Transcribe every entry word for word, leaving out all images.

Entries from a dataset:
----

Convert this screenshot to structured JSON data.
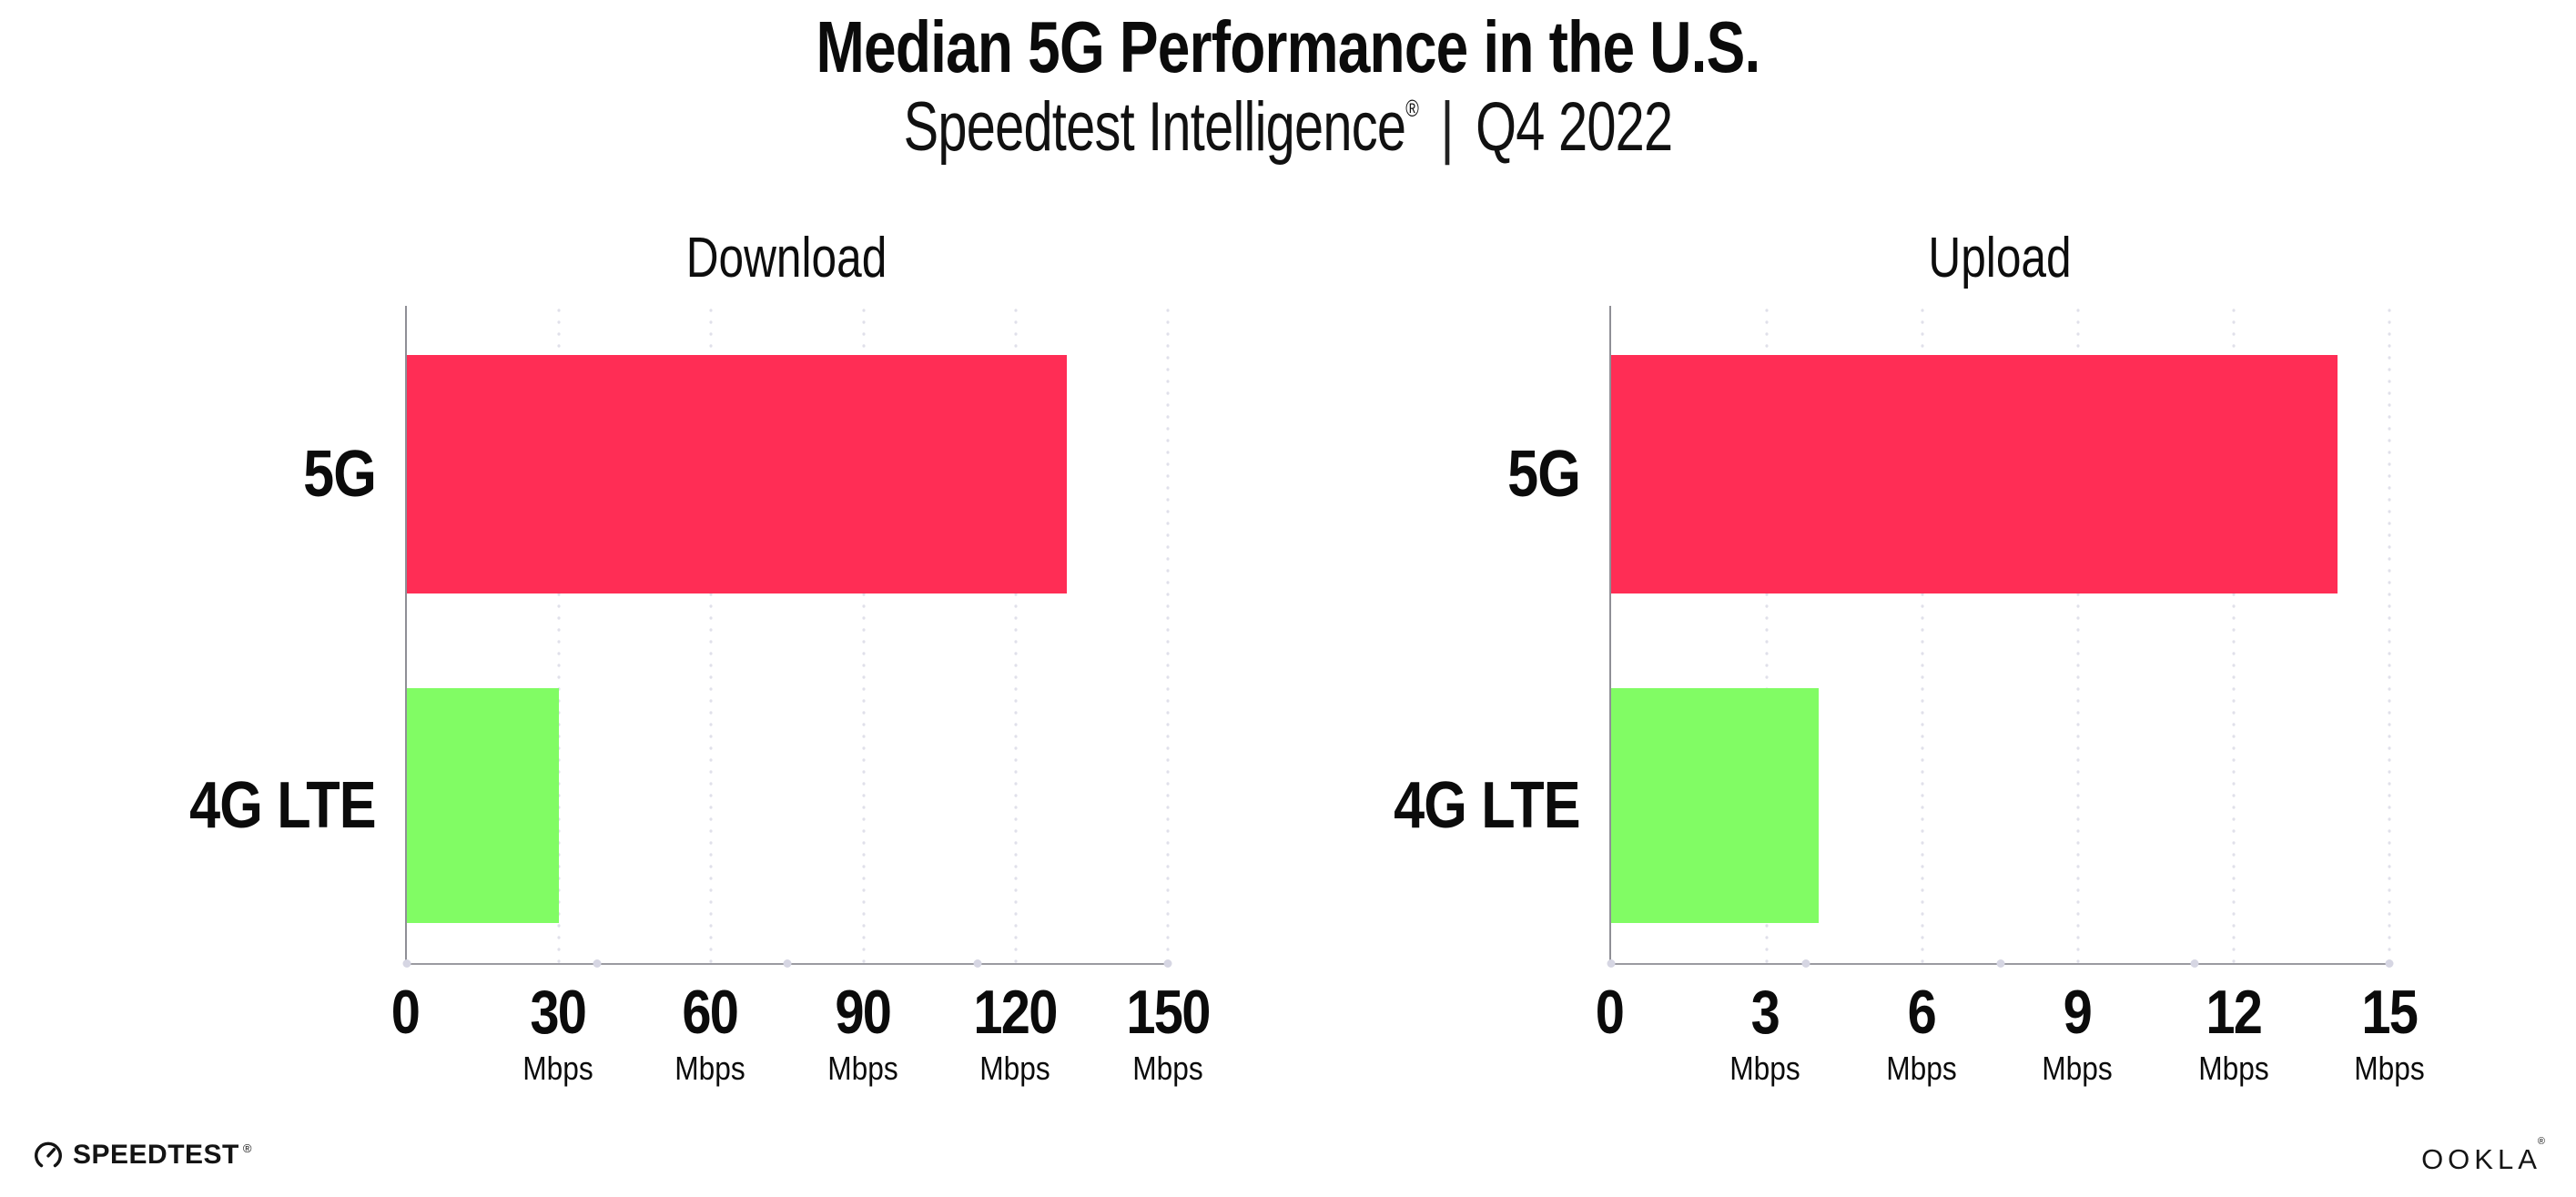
{
  "header": {
    "title": "Median 5G Performance in the U.S.",
    "subtitle_brand": "Speedtest Intelligence",
    "subtitle_reg": "®",
    "subtitle_divider": "|",
    "subtitle_period": "Q4 2022"
  },
  "colors": {
    "bar_5g": "#FF2D55",
    "bar_4g_lte": "#81FC64",
    "gridline": "#E0E0EA",
    "axis": "#9B9BA1",
    "axis_dot": "#D6D6E3",
    "text": "#0B0B0B",
    "background": "#FFFFFF"
  },
  "chart_data": [
    {
      "type": "bar",
      "orientation": "horizontal",
      "title": "Download",
      "categories": [
        "5G",
        "4G LTE"
      ],
      "values": [
        130,
        30
      ],
      "unit": "Mbps",
      "xlim": [
        0,
        150
      ],
      "xticks": [
        0,
        30,
        60,
        90,
        120,
        150
      ],
      "bar_colors": [
        "#FF2D55",
        "#81FC64"
      ],
      "grid": "vertical-dotted",
      "legend": "none"
    },
    {
      "type": "bar",
      "orientation": "horizontal",
      "title": "Upload",
      "categories": [
        "5G",
        "4G LTE"
      ],
      "values": [
        14,
        4
      ],
      "unit": "Mbps",
      "xlim": [
        0,
        15
      ],
      "xticks": [
        0,
        3,
        6,
        9,
        12,
        15
      ],
      "bar_colors": [
        "#FF2D55",
        "#81FC64"
      ],
      "grid": "vertical-dotted",
      "legend": "none"
    }
  ],
  "footer": {
    "speedtest": "SPEEDTEST",
    "speedtest_mark": "®",
    "ookla": "OOKLA",
    "ookla_mark": "®"
  }
}
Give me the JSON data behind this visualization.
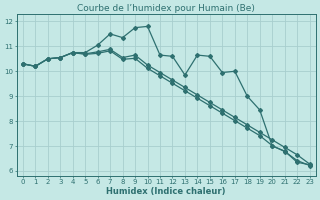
{
  "title": "Courbe de l’humidex pour Humain (Be)",
  "xlabel": "Humidex (Indice chaleur)",
  "xlim": [
    -0.5,
    23.5
  ],
  "ylim": [
    5.8,
    12.3
  ],
  "yticks": [
    6,
    7,
    8,
    9,
    10,
    11,
    12
  ],
  "xticks": [
    0,
    1,
    2,
    3,
    4,
    5,
    6,
    7,
    8,
    9,
    10,
    11,
    12,
    13,
    14,
    15,
    16,
    17,
    18,
    19,
    20,
    21,
    22,
    23
  ],
  "bg_color": "#c5e8e5",
  "grid_color": "#a8cece",
  "line_color": "#2e7070",
  "line1_y": [
    10.3,
    10.2,
    10.5,
    10.55,
    10.75,
    10.75,
    11.05,
    11.5,
    11.35,
    11.75,
    11.8,
    10.65,
    10.6,
    9.85,
    10.65,
    10.6,
    9.95,
    10.0,
    9.0,
    8.45,
    7.0,
    6.8,
    6.35,
    6.25
  ],
  "line2_y": [
    10.3,
    10.2,
    10.5,
    10.55,
    10.75,
    10.7,
    10.78,
    10.88,
    10.55,
    10.65,
    10.25,
    9.95,
    9.65,
    9.35,
    9.05,
    8.75,
    8.45,
    8.15,
    7.85,
    7.55,
    7.25,
    6.95,
    6.65,
    6.28
  ],
  "line3_y": [
    10.3,
    10.2,
    10.5,
    10.55,
    10.75,
    10.68,
    10.72,
    10.82,
    10.48,
    10.52,
    10.12,
    9.82,
    9.52,
    9.22,
    8.92,
    8.62,
    8.32,
    8.02,
    7.72,
    7.42,
    7.02,
    6.78,
    6.42,
    6.22
  ],
  "marker": "D",
  "markersize": 2.0,
  "linewidth": 0.9,
  "title_fontsize": 6.5,
  "tick_fontsize": 5.0,
  "xlabel_fontsize": 6.0
}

----

§ Output:
Convert this screenshot to structured JSON data.
{
  "header": {
    "title": "Median 5G Performance in the U.S.",
    "subtitle_brand": "Speedtest Intelligence",
    "subtitle_reg": "®",
    "subtitle_divider": "|",
    "subtitle_period": "Q4 2022"
  },
  "colors": {
    "bar_5g": "#FF2D55",
    "bar_4g_lte": "#81FC64",
    "gridline": "#E0E0EA",
    "axis": "#9B9BA1",
    "axis_dot": "#D6D6E3",
    "text": "#0B0B0B",
    "background": "#FFFFFF"
  },
  "chart_data": [
    {
      "type": "bar",
      "orientation": "horizontal",
      "title": "Download",
      "categories": [
        "5G",
        "4G LTE"
      ],
      "values": [
        130,
        30
      ],
      "unit": "Mbps",
      "xlim": [
        0,
        150
      ],
      "xticks": [
        0,
        30,
        60,
        90,
        120,
        150
      ],
      "bar_colors": [
        "#FF2D55",
        "#81FC64"
      ],
      "grid": "vertical-dotted",
      "legend": "none"
    },
    {
      "type": "bar",
      "orientation": "horizontal",
      "title": "Upload",
      "categories": [
        "5G",
        "4G LTE"
      ],
      "values": [
        14,
        4
      ],
      "unit": "Mbps",
      "xlim": [
        0,
        15
      ],
      "xticks": [
        0,
        3,
        6,
        9,
        12,
        15
      ],
      "bar_colors": [
        "#FF2D55",
        "#81FC64"
      ],
      "grid": "vertical-dotted",
      "legend": "none"
    }
  ],
  "footer": {
    "speedtest": "SPEEDTEST",
    "speedtest_mark": "®",
    "ookla": "OOKLA",
    "ookla_mark": "®"
  }
}
Give me the JSON data behind this visualization.
{
  "title": "Courbe de l’humidex pour Humain (Be)",
  "xlabel": "Humidex (Indice chaleur)",
  "xlim": [
    -0.5,
    23.5
  ],
  "ylim": [
    5.8,
    12.3
  ],
  "yticks": [
    6,
    7,
    8,
    9,
    10,
    11,
    12
  ],
  "xticks": [
    0,
    1,
    2,
    3,
    4,
    5,
    6,
    7,
    8,
    9,
    10,
    11,
    12,
    13,
    14,
    15,
    16,
    17,
    18,
    19,
    20,
    21,
    22,
    23
  ],
  "bg_color": "#c5e8e5",
  "grid_color": "#a8cece",
  "line_color": "#2e7070",
  "line1_y": [
    10.3,
    10.2,
    10.5,
    10.55,
    10.75,
    10.75,
    11.05,
    11.5,
    11.35,
    11.75,
    11.8,
    10.65,
    10.6,
    9.85,
    10.65,
    10.6,
    9.95,
    10.0,
    9.0,
    8.45,
    7.0,
    6.8,
    6.35,
    6.25
  ],
  "line2_y": [
    10.3,
    10.2,
    10.5,
    10.55,
    10.75,
    10.7,
    10.78,
    10.88,
    10.55,
    10.65,
    10.25,
    9.95,
    9.65,
    9.35,
    9.05,
    8.75,
    8.45,
    8.15,
    7.85,
    7.55,
    7.25,
    6.95,
    6.65,
    6.28
  ],
  "line3_y": [
    10.3,
    10.2,
    10.5,
    10.55,
    10.75,
    10.68,
    10.72,
    10.82,
    10.48,
    10.52,
    10.12,
    9.82,
    9.52,
    9.22,
    8.92,
    8.62,
    8.32,
    8.02,
    7.72,
    7.42,
    7.02,
    6.78,
    6.42,
    6.22
  ],
  "marker": "D",
  "markersize": 2.0,
  "linewidth": 0.9,
  "title_fontsize": 6.5,
  "tick_fontsize": 5.0,
  "xlabel_fontsize": 6.0
}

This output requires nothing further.